BRIEF
Report, word for word, every line of the material that contains "text".

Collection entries
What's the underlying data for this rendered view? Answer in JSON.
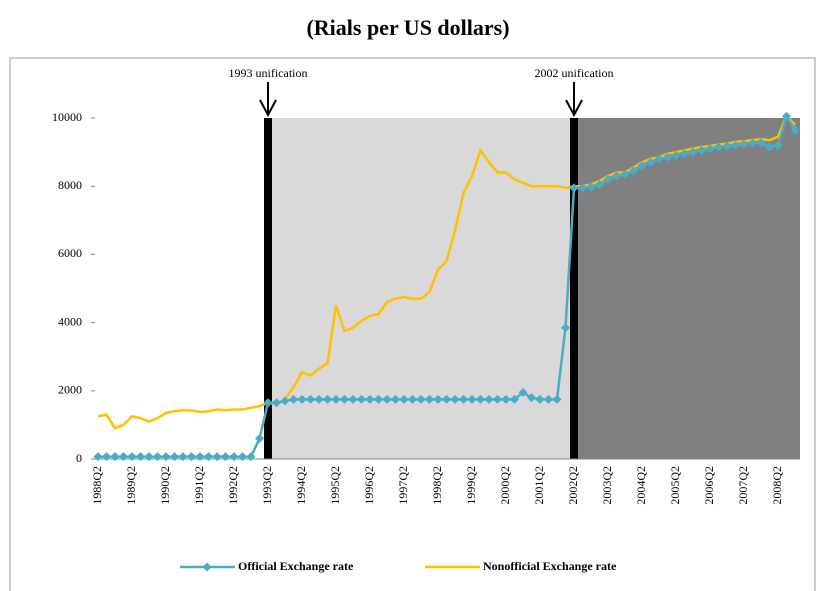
{
  "chart_data": {
    "type": "line",
    "title": "(Rials per US dollars)",
    "categories": [
      "1988Q2",
      null,
      null,
      null,
      "1989Q2",
      null,
      null,
      null,
      "1990Q2",
      null,
      null,
      null,
      "1991Q2",
      null,
      null,
      null,
      "1992Q2",
      null,
      null,
      null,
      "1993Q2",
      null,
      null,
      null,
      "1994Q2",
      null,
      null,
      null,
      "1995Q2",
      null,
      null,
      null,
      "1996Q2",
      null,
      null,
      null,
      "1997Q2",
      null,
      null,
      null,
      "1998Q2",
      null,
      null,
      null,
      "1999Q2",
      null,
      null,
      null,
      "2000Q2",
      null,
      null,
      null,
      "2001Q2",
      null,
      null,
      null,
      "2002Q2",
      null,
      null,
      null,
      "2003Q2",
      null,
      null,
      null,
      "2004Q2",
      null,
      null,
      null,
      "2005Q2",
      null,
      null,
      null,
      "2006Q2",
      null,
      null,
      null,
      "2007Q2",
      null,
      null,
      null,
      "2008Q2",
      null,
      null
    ],
    "series": [
      {
        "name": "Official Exchange rate",
        "color": "#4bacc6",
        "marker": "diamond",
        "values": [
          70,
          70,
          70,
          70,
          70,
          70,
          70,
          70,
          70,
          70,
          70,
          70,
          70,
          70,
          70,
          70,
          70,
          70,
          70,
          600,
          1650,
          1650,
          1700,
          1750,
          1750,
          1750,
          1750,
          1750,
          1750,
          1750,
          1750,
          1750,
          1750,
          1750,
          1750,
          1750,
          1750,
          1750,
          1750,
          1750,
          1750,
          1750,
          1750,
          1750,
          1750,
          1750,
          1750,
          1750,
          1750,
          1750,
          1950,
          1800,
          1750,
          1750,
          1750,
          3850,
          7950,
          7950,
          7980,
          8050,
          8200,
          8300,
          8350,
          8450,
          8600,
          8700,
          8800,
          8850,
          8900,
          8950,
          9000,
          9050,
          9100,
          9150,
          9180,
          9200,
          9230,
          9260,
          9280,
          9150,
          9200,
          10050,
          9650
        ]
      },
      {
        "name": "Nonofficial Exchange rate",
        "color": "#ffc000",
        "values": [
          1250,
          1300,
          900,
          1000,
          1250,
          1200,
          1100,
          1200,
          1350,
          1400,
          1430,
          1420,
          1380,
          1400,
          1450,
          1430,
          1450,
          1450,
          1500,
          1550,
          1650,
          1600,
          1750,
          2100,
          2550,
          2450,
          2650,
          2800,
          4500,
          3750,
          3850,
          4050,
          4200,
          4250,
          4600,
          4700,
          4750,
          4700,
          4700,
          4900,
          5550,
          5800,
          6700,
          7800,
          8300,
          9050,
          8700,
          8400,
          8400,
          8200,
          8100,
          8000,
          8000,
          8000,
          8000,
          7950,
          8000,
          8000,
          8050,
          8150,
          8300,
          8400,
          8400,
          8550,
          8700,
          8800,
          8850,
          8950,
          9000,
          9050,
          9100,
          9150,
          9180,
          9220,
          9250,
          9300,
          9320,
          9350,
          9380,
          9350,
          9450,
          10050,
          9800
        ]
      }
    ],
    "ylim": [
      0,
      10000
    ],
    "yticks": [
      0,
      2000,
      4000,
      6000,
      8000,
      10000
    ],
    "regions": [
      {
        "start": "1993Q2",
        "end": "2002Q2",
        "color": "#d9d9d9"
      },
      {
        "start": "2002Q2",
        "color": "#808080"
      }
    ],
    "annotations": [
      {
        "text": "1993 unification",
        "x": "1993Q2"
      },
      {
        "text": "2002 unification",
        "x": "2002Q2"
      }
    ],
    "legend": "bottom"
  }
}
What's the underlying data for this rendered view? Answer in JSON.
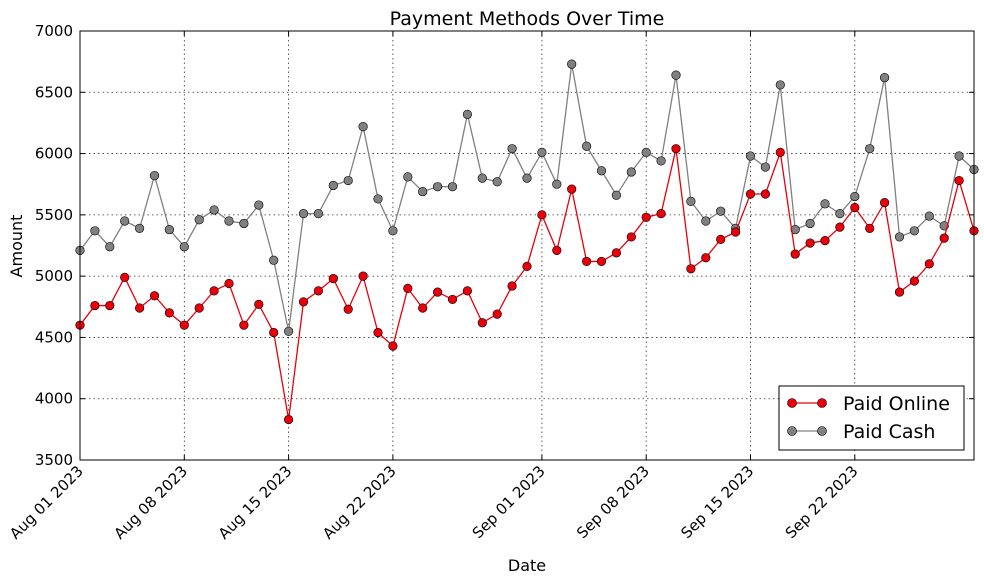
{
  "chart_data": {
    "type": "line",
    "title": "Payment Methods Over Time",
    "xlabel": "Date",
    "ylabel": "Amount",
    "ylim": [
      3500,
      7000
    ],
    "xlim": [
      "2023-08-01",
      "2023-09-30"
    ],
    "yticks": [
      3500,
      4000,
      4500,
      5000,
      5500,
      6000,
      6500,
      7000
    ],
    "xticks": [
      {
        "date": "2023-08-01",
        "label": "Aug 01 2023"
      },
      {
        "date": "2023-08-08",
        "label": "Aug 08 2023"
      },
      {
        "date": "2023-08-15",
        "label": "Aug 15 2023"
      },
      {
        "date": "2023-08-22",
        "label": "Aug 22 2023"
      },
      {
        "date": "2023-09-01",
        "label": "Sep 01 2023"
      },
      {
        "date": "2023-09-08",
        "label": "Sep 08 2023"
      },
      {
        "date": "2023-09-15",
        "label": "Sep 15 2023"
      },
      {
        "date": "2023-09-22",
        "label": "Sep 22 2023"
      }
    ],
    "grid": true,
    "legend_position": "lower-right",
    "x": [
      "2023-08-01",
      "2023-08-02",
      "2023-08-03",
      "2023-08-04",
      "2023-08-05",
      "2023-08-06",
      "2023-08-07",
      "2023-08-08",
      "2023-08-09",
      "2023-08-10",
      "2023-08-11",
      "2023-08-12",
      "2023-08-13",
      "2023-08-14",
      "2023-08-15",
      "2023-08-16",
      "2023-08-17",
      "2023-08-18",
      "2023-08-19",
      "2023-08-20",
      "2023-08-21",
      "2023-08-22",
      "2023-08-23",
      "2023-08-24",
      "2023-08-25",
      "2023-08-26",
      "2023-08-27",
      "2023-08-28",
      "2023-08-29",
      "2023-08-30",
      "2023-08-31",
      "2023-09-01",
      "2023-09-02",
      "2023-09-03",
      "2023-09-04",
      "2023-09-05",
      "2023-09-06",
      "2023-09-07",
      "2023-09-08",
      "2023-09-09",
      "2023-09-10",
      "2023-09-11",
      "2023-09-12",
      "2023-09-13",
      "2023-09-14",
      "2023-09-15",
      "2023-09-16",
      "2023-09-17",
      "2023-09-18",
      "2023-09-19",
      "2023-09-20",
      "2023-09-21",
      "2023-09-22",
      "2023-09-23",
      "2023-09-24",
      "2023-09-25",
      "2023-09-26",
      "2023-09-27",
      "2023-09-28",
      "2023-09-29",
      "2023-09-30"
    ],
    "series": [
      {
        "name": "Paid Online",
        "color": "#e8000b",
        "values": [
          4600,
          4760,
          4760,
          4990,
          4740,
          4840,
          4700,
          4600,
          4740,
          4880,
          4940,
          4600,
          4770,
          4540,
          3830,
          4790,
          4880,
          4980,
          4730,
          5000,
          4540,
          4430,
          4900,
          4740,
          4870,
          4810,
          4880,
          4620,
          4690,
          4920,
          5080,
          5500,
          5210,
          5710,
          5120,
          5120,
          5190,
          5320,
          5480,
          5510,
          6040,
          5060,
          5150,
          5300,
          5360,
          5670,
          5670,
          6010,
          5180,
          5270,
          5290,
          5400,
          5560,
          5390,
          5600,
          4870,
          4960,
          5100,
          5310,
          5780,
          5370
        ]
      },
      {
        "name": "Paid Cash",
        "color": "#808080",
        "values": [
          5210,
          5370,
          5240,
          5450,
          5390,
          5820,
          5380,
          5240,
          5460,
          5540,
          5450,
          5430,
          5580,
          5130,
          4550,
          5510,
          5510,
          5740,
          5780,
          6220,
          5630,
          5370,
          5810,
          5690,
          5730,
          5730,
          6320,
          5800,
          5770,
          6040,
          5800,
          6010,
          5750,
          6730,
          6060,
          5860,
          5660,
          5850,
          6010,
          5940,
          6640,
          5610,
          5450,
          5530,
          5390,
          5980,
          5890,
          6560,
          5380,
          5430,
          5590,
          5510,
          5650,
          6040,
          6620,
          5320,
          5370,
          5490,
          5410,
          5980,
          5870
        ]
      }
    ]
  }
}
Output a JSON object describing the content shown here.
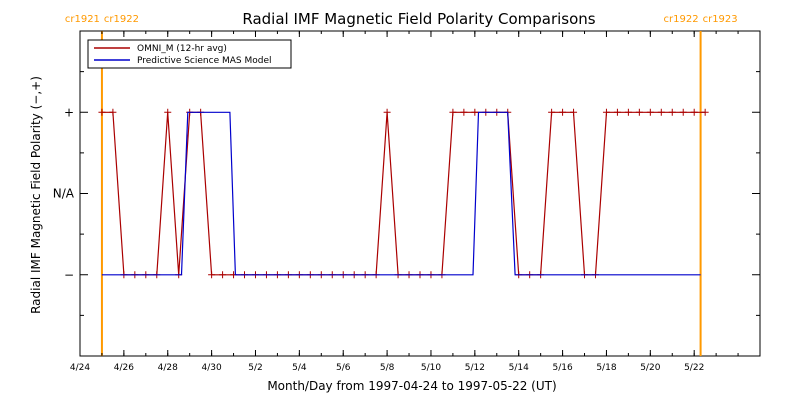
{
  "chart_data": {
    "type": "line",
    "title": "Radial IMF Magnetic Field Polarity Comparisons",
    "xlabel": "Month/Day from 1997-04-24 to 1997-05-22 (UT)",
    "ylabel": "Radial IMF Magnetic Field Polarity (−,+)",
    "xlim": [
      "1997-04-24",
      "1997-05-25"
    ],
    "ylim": [
      -2,
      2
    ],
    "x_ticks": [
      {
        "date": "1997-04-24",
        "label": "4/24"
      },
      {
        "date": "1997-04-26",
        "label": "4/26"
      },
      {
        "date": "1997-04-28",
        "label": "4/28"
      },
      {
        "date": "1997-04-30",
        "label": "4/30"
      },
      {
        "date": "1997-05-02",
        "label": "5/2"
      },
      {
        "date": "1997-05-04",
        "label": "5/4"
      },
      {
        "date": "1997-05-06",
        "label": "5/6"
      },
      {
        "date": "1997-05-08",
        "label": "5/8"
      },
      {
        "date": "1997-05-10",
        "label": "5/10"
      },
      {
        "date": "1997-05-12",
        "label": "5/12"
      },
      {
        "date": "1997-05-14",
        "label": "5/14"
      },
      {
        "date": "1997-05-16",
        "label": "5/16"
      },
      {
        "date": "1997-05-18",
        "label": "5/18"
      },
      {
        "date": "1997-05-20",
        "label": "5/20"
      },
      {
        "date": "1997-05-22",
        "label": "5/22"
      }
    ],
    "y_ticks": [
      {
        "value": 1,
        "label": "+"
      },
      {
        "value": 0,
        "label": "N/A"
      },
      {
        "value": -1,
        "label": "−"
      }
    ],
    "grid": false,
    "legend_position": "top-left",
    "cr_markers": [
      {
        "date": "1997-04-25T00:00",
        "labels": [
          "cr1921",
          "cr1922"
        ],
        "color": "#ff9900"
      },
      {
        "date": "1997-05-22T07:00",
        "labels": [
          "cr1922",
          "cr1923"
        ],
        "color": "#ff9900"
      }
    ],
    "series": [
      {
        "name": "OMNI_M (12-hr avg)",
        "color": "#aa0000",
        "markers": true,
        "points": [
          [
            "1997-04-25T00:00",
            1
          ],
          [
            "1997-04-25T12:00",
            1
          ],
          [
            "1997-04-26T00:00",
            -1
          ],
          [
            "1997-04-26T12:00",
            -1
          ],
          [
            "1997-04-27T00:00",
            -1
          ],
          [
            "1997-04-27T12:00",
            -1
          ],
          [
            "1997-04-28T00:00",
            1
          ],
          [
            "1997-04-28T12:00",
            -1
          ],
          [
            "1997-04-29T00:00",
            1
          ],
          [
            "1997-04-29T12:00",
            1
          ],
          [
            "1997-04-30T00:00",
            -1
          ],
          [
            "1997-04-30T12:00",
            -1
          ],
          [
            "1997-05-01T00:00",
            -1
          ],
          [
            "1997-05-01T12:00",
            -1
          ],
          [
            "1997-05-02T00:00",
            -1
          ],
          [
            "1997-05-02T12:00",
            -1
          ],
          [
            "1997-05-03T00:00",
            -1
          ],
          [
            "1997-05-03T12:00",
            -1
          ],
          [
            "1997-05-04T00:00",
            -1
          ],
          [
            "1997-05-04T12:00",
            -1
          ],
          [
            "1997-05-05T00:00",
            -1
          ],
          [
            "1997-05-05T12:00",
            -1
          ],
          [
            "1997-05-06T00:00",
            -1
          ],
          [
            "1997-05-06T12:00",
            -1
          ],
          [
            "1997-05-07T00:00",
            -1
          ],
          [
            "1997-05-07T12:00",
            -1
          ],
          [
            "1997-05-08T00:00",
            1
          ],
          [
            "1997-05-08T12:00",
            -1
          ],
          [
            "1997-05-09T00:00",
            -1
          ],
          [
            "1997-05-09T12:00",
            -1
          ],
          [
            "1997-05-10T00:00",
            -1
          ],
          [
            "1997-05-10T12:00",
            -1
          ],
          [
            "1997-05-11T00:00",
            1
          ],
          [
            "1997-05-11T12:00",
            1
          ],
          [
            "1997-05-12T00:00",
            1
          ],
          [
            "1997-05-12T12:00",
            1
          ],
          [
            "1997-05-13T00:00",
            1
          ],
          [
            "1997-05-13T12:00",
            1
          ],
          [
            "1997-05-14T00:00",
            -1
          ],
          [
            "1997-05-14T12:00",
            -1
          ],
          [
            "1997-05-15T00:00",
            -1
          ],
          [
            "1997-05-15T12:00",
            1
          ],
          [
            "1997-05-16T00:00",
            1
          ],
          [
            "1997-05-16T12:00",
            1
          ],
          [
            "1997-05-17T00:00",
            -1
          ],
          [
            "1997-05-17T12:00",
            -1
          ],
          [
            "1997-05-18T00:00",
            1
          ],
          [
            "1997-05-18T12:00",
            1
          ],
          [
            "1997-05-19T00:00",
            1
          ],
          [
            "1997-05-19T12:00",
            1
          ],
          [
            "1997-05-20T00:00",
            1
          ],
          [
            "1997-05-20T12:00",
            1
          ],
          [
            "1997-05-21T00:00",
            1
          ],
          [
            "1997-05-21T12:00",
            1
          ],
          [
            "1997-05-22T00:00",
            1
          ],
          [
            "1997-05-22T12:00",
            1
          ]
        ]
      },
      {
        "name": "Predictive Science MAS Model",
        "color": "#0000cc",
        "markers": false,
        "points": [
          [
            "1997-04-25T00:00",
            -1
          ],
          [
            "1997-04-28T15:00",
            -1
          ],
          [
            "1997-04-28T22:00",
            1
          ],
          [
            "1997-04-30T20:00",
            1
          ],
          [
            "1997-05-01T02:00",
            -1
          ],
          [
            "1997-05-11T22:00",
            -1
          ],
          [
            "1997-05-12T04:00",
            1
          ],
          [
            "1997-05-13T12:00",
            1
          ],
          [
            "1997-05-13T20:00",
            -1
          ],
          [
            "1997-05-22T07:00",
            -1
          ]
        ]
      }
    ]
  }
}
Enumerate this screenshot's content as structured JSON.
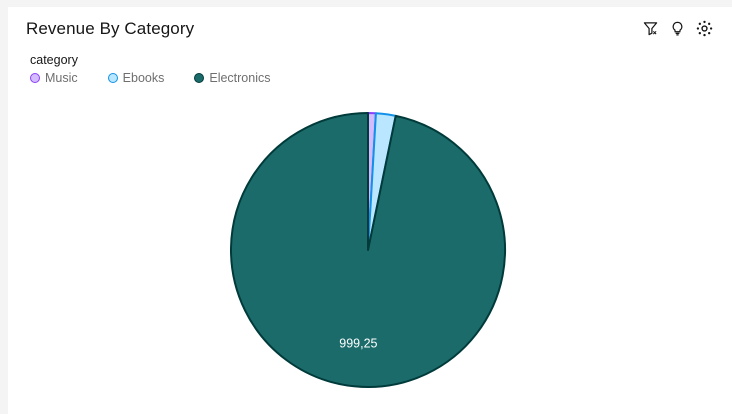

FINAL RESULT
        "text": "1993 unification",
        "text": "2002 unification",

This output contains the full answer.